Stored data:
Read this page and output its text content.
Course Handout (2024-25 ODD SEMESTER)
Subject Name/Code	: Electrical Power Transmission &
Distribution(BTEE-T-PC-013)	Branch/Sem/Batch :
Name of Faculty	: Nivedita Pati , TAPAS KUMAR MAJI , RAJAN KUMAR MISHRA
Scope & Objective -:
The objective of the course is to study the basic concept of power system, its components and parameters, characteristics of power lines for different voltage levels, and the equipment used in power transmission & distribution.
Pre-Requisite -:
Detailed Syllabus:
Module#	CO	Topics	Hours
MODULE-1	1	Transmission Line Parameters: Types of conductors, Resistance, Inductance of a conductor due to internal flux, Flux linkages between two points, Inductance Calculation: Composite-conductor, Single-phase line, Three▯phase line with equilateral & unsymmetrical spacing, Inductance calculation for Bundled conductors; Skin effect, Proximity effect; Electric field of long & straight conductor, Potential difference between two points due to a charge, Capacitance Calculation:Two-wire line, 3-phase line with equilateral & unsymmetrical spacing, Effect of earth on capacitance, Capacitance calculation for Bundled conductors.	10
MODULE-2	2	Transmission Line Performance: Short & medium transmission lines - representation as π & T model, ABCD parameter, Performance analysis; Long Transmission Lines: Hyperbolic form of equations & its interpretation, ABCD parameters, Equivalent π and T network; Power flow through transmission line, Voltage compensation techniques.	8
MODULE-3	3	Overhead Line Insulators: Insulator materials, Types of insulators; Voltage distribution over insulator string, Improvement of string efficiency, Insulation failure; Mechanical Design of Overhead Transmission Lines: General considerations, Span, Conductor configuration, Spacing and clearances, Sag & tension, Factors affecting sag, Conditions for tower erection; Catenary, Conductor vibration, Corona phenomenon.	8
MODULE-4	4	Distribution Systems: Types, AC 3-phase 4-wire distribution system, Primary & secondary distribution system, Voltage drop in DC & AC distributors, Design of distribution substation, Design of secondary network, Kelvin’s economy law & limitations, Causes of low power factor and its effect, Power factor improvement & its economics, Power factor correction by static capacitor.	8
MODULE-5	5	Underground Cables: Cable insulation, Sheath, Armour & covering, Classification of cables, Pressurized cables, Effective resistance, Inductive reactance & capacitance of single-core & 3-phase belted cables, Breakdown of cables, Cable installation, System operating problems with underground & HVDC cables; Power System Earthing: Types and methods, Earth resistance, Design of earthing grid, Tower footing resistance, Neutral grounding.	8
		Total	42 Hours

Exercise brief:
Check each line of the records for the word "phase" and extract those that contain it.

Written solution:
MODULE-1	1	Transmission Line Parameters: Types of conductors, Resistance, Inductance of a conductor due to internal flux, Flux linkages between two points, Inductance Calculation: Composite-conductor, Single-phase line, Three▯phase line with equilateral & unsymmetrical spacing, Inductance calculation for Bundled conductors; Skin effect, Proximity effect; Electric field of long & straight conductor, Potential difference between two points due to a charge, Capacitance Calculation:Two-wire line, 3-phase line with equilateral & unsymmetrical spacing, Effect of earth on capacitance, Capacitance calculation for Bundled conductors.	10
MODULE-4	4	Distribution Systems: Types, AC 3-phase 4-wire distribution system, Primary & secondary distribution system, Voltage drop in DC & AC distributors, Design of distribution substation, Design of secondary network, Kelvin’s economy law & limitations, Causes of low power factor and its effect, Power factor improvement & its economics, Power factor correction by static capacitor.	8
MODULE-5	5	Underground Cables: Cable insulation, Sheath, Armour & covering, Classification of cables, Pressurized cables, Effective resistance, Inductive reactance & capacitance of single-core & 3-phase belted cables, Breakdown of cables, Cable installation, System operating problems with underground & HVDC cables; Power System Earthing: Types and methods, Earth resistance, Design of earthing grid, Tower footing resistance, Neutral grounding.	8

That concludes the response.